→ WHAT THE EXERCISE ASKS
Go through the records underneath and write each one out again exactly.

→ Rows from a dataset
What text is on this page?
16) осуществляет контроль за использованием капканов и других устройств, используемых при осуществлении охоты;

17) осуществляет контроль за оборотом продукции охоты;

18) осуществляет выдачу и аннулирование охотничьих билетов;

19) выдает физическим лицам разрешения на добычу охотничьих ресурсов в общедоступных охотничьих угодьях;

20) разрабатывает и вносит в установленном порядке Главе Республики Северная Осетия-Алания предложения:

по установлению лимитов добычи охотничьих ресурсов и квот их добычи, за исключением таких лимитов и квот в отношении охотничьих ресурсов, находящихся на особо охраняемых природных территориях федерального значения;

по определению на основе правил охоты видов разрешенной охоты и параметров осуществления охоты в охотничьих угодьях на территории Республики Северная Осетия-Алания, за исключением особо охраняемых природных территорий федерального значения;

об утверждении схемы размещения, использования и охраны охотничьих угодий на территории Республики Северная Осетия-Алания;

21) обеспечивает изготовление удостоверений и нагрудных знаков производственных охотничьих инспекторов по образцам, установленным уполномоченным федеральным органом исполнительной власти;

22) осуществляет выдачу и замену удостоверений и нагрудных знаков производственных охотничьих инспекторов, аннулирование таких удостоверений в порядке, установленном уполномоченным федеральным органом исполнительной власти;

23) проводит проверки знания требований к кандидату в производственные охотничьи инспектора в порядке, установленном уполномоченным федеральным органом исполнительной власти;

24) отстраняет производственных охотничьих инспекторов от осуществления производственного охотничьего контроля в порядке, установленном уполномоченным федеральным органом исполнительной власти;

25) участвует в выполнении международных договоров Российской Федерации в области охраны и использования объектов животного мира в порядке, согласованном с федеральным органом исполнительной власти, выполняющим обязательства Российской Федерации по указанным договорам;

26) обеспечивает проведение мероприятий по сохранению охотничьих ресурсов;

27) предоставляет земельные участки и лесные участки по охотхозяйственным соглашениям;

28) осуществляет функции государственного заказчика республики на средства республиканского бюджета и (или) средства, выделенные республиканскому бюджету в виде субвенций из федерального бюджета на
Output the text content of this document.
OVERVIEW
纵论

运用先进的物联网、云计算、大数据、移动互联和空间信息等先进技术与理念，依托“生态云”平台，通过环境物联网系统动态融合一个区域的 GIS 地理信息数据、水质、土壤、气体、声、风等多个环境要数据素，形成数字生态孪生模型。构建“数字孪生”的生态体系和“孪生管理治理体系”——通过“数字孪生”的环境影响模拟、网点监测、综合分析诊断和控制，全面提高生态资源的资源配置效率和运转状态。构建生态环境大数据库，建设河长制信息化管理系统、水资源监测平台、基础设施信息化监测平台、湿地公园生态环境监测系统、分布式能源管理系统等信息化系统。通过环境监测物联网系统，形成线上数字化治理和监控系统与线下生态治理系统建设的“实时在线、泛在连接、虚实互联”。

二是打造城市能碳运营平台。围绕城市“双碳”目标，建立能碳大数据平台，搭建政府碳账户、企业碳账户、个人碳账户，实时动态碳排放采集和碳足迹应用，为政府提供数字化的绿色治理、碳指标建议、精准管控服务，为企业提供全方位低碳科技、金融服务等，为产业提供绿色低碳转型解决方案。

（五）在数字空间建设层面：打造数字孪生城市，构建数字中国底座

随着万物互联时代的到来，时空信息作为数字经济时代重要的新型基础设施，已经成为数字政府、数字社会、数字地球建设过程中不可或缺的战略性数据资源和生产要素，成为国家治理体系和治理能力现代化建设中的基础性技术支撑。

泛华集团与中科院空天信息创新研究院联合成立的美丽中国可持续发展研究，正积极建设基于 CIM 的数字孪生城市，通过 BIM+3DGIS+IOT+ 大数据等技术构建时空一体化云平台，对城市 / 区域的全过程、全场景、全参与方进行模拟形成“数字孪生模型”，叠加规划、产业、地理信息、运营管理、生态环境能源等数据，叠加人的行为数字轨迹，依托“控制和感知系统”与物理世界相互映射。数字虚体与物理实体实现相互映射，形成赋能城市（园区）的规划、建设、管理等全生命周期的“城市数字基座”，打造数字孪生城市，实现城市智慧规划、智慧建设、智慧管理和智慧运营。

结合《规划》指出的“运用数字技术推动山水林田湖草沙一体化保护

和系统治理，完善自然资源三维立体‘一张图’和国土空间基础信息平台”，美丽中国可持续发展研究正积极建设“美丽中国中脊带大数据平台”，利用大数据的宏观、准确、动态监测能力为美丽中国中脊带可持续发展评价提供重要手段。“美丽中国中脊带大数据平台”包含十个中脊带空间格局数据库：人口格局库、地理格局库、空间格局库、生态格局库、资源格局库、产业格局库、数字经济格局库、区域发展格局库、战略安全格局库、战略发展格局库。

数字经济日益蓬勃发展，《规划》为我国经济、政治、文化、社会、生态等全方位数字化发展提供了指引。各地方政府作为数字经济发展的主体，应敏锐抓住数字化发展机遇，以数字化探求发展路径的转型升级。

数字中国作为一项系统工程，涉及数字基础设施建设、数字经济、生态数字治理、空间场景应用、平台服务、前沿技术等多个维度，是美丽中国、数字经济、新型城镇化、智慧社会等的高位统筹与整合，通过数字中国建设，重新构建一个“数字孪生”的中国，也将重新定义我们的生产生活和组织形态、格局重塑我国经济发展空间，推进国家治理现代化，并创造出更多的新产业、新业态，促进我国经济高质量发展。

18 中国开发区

→ ANSWER TO THIS EXERCISE
What text is on this page?
16) осуществляет контроль за использованием капканов и других устройств, используемых при осуществлении охоты;

17) осуществляет контроль за оборотом продукции охоты;

18) осуществляет выдачу и аннулирование охотничьих билетов;

19) выдает физическим лицам разрешения на добычу охотничьих ресурсов в общедоступных охотничьих угодьях;

20) разрабатывает и вносит в установленном порядке Главе Республики Северная Осетия-Алания предложения:

по установлению лимитов добычи охотничьих ресурсов и квот их добычи, за исключением таких лимитов и квот в отношении охотничьих ресурсов, находящихся на особо охраняемых природных территориях федерального значения;

по определению на основе правил охоты видов разрешенной охоты и параметров осуществления охоты в охотничьих угодьях на территории Республики Северная Осетия-Алания, за исключением особо охраняемых природных территорий федерального значения;

об утверждении схемы размещения, использования и охраны охотничьих угодий на территории Республики Северная Осетия-Алания;

21) обеспечивает изготовление удостоверений и нагрудных знаков производственных охотничьих инспекторов по образцам, установленным уполномоченным федеральным органом исполнительной власти;

22) осуществляет выдачу и замену удостоверений и нагрудных знаков производственных охотничьих инспекторов, аннулирование таких удостоверений в порядке, установленном уполномоченным федеральным органом исполнительной власти;

23) проводит проверки знания требований к кандидату в производственные охотничьи инспектора в порядке, установленном уполномоченным федеральным органом исполнительной власти;

24) отстраняет производственных охотничьих инспекторов от осуществления производственного охотничьего контроля в порядке, установленном уполномоченным федеральным органом исполнительной власти;

25) участвует в выполнении международных договоров Российской Федерации в области охраны и использования объектов животного мира в порядке, согласованном с федеральным органом исполнительной власти, выполняющим обязательства Российской Федерации по указанным договорам;

26) обеспечивает проведение мероприятий по сохранению охотничьих ресурсов;

27) предоставляет земельные участки и лесные участки по охотхозяйственным соглашениям;

28) осуществляет функции государственного заказчика республики на средства республиканского бюджета и (или) средства, выделенные республиканскому бюджету в виде субвенций из федерального бюджета на
Output the text content of this document.
OVERVIEW
纵论

运用先进的物联网、云计算、大数据、移动互联和空间信息等先进技术与理念，依托“生态云”平台，通过环境物联网系统动态融合一个区域的 GIS 地理信息数据、水质、土壤、气体、声、风等多个环境要数据素，形成数字生态孪生模型。构建“数字孪生”的生态体系和“孪生管理治理体系”——通过“数字孪生”的环境影响模拟、网点监测、综合分析诊断和控制，全面提高生态资源的资源配置效率和运转状态。构建生态环境大数据库，建设河长制信息化管理系统、水资源监测平台、基础设施信息化监测平台、湿地公园生态环境监测系统、分布式能源管理系统等信息化系统。通过环境监测物联网系统，形成线上数字化治理和监控系统与线下生态治理系统建设的“实时在线、泛在连接、虚实互联”。

二是打造城市能碳运营平台。围绕城市“双碳”目标，建立能碳大数据平台，搭建政府碳账户、企业碳账户、个人碳账户，实时动态碳排放采集和碳足迹应用，为政府提供数字化的绿色治理、碳指标建议、精准管控服务，为企业提供全方位低碳科技、金融服务等，为产业提供绿色低碳转型解决方案。

（五）在数字空间建设层面：打造数字孪生城市，构建数字中国底座

随着万物互联时代的到来，时空信息作为数字经济时代重要的新型基础设施，已经成为数字政府、数字社会、数字地球建设过程中不可或缺的战略性数据资源和生产要素，成为国家治理体系和治理能力现代化建设中的基础性技术支撑。

泛华集团与中科院空天信息创新研究院联合成立的美丽中国可持续发展研究，正积极建设基于 CIM 的数字孪生城市，通过 BIM+3DGIS+IOT+ 大数据等技术构建时空一体化云平台，对城市 / 区域的全过程、全场景、全参与方进行模拟形成“数字孪生模型”，叠加规划、产业、地理信息、运营管理、生态环境能源等数据，叠加人的行为数字轨迹，依托“控制和感知系统”与物理世界相互映射。数字虚体与物理实体实现相互映射，形成赋能城市（园区）的规划、建设、管理等全生命周期的“城市数字基座”，打造数字孪生城市，实现城市智慧规划、智慧建设、智慧管理和智慧运营。

结合《规划》指出的“运用数字技术推动山水林田湖草沙一体化保护

和系统治理，完善自然资源三维立体‘一张图’和国土空间基础信息平台”，美丽中国可持续发展研究正积极建设“美丽中国中脊带大数据平台”，利用大数据的宏观、准确、动态监测能力为美丽中国中脊带可持续发展评价提供重要手段。“美丽中国中脊带大数据平台”包含十个中脊带空间格局数据库：人口格局库、地理格局库、空间格局库、生态格局库、资源格局库、产业格局库、数字经济格局库、区域发展格局库、战略安全格局库、战略发展格局库。

数字经济日益蓬勃发展，《规划》为我国经济、政治、文化、社会、生态等全方位数字化发展提供了指引。各地方政府作为数字经济发展的主体，应敏锐抓住数字化发展机遇，以数字化探求发展路径的转型升级。

数字中国作为一项系统工程，涉及数字基础设施建设、数字经济、生态数字治理、空间场景应用、平台服务、前沿技术等多个维度，是美丽中国、数字经济、新型城镇化、智慧社会等的高位统筹与整合，通过数字中国建设，重新构建一个“数字孪生”的中国，也将重新定义我们的生产生活和组织形态、格局重塑我国经济发展空间，推进国家治理现代化，并创造出更多的新产业、新业态，促进我国经济高质量发展。

18 中国开发区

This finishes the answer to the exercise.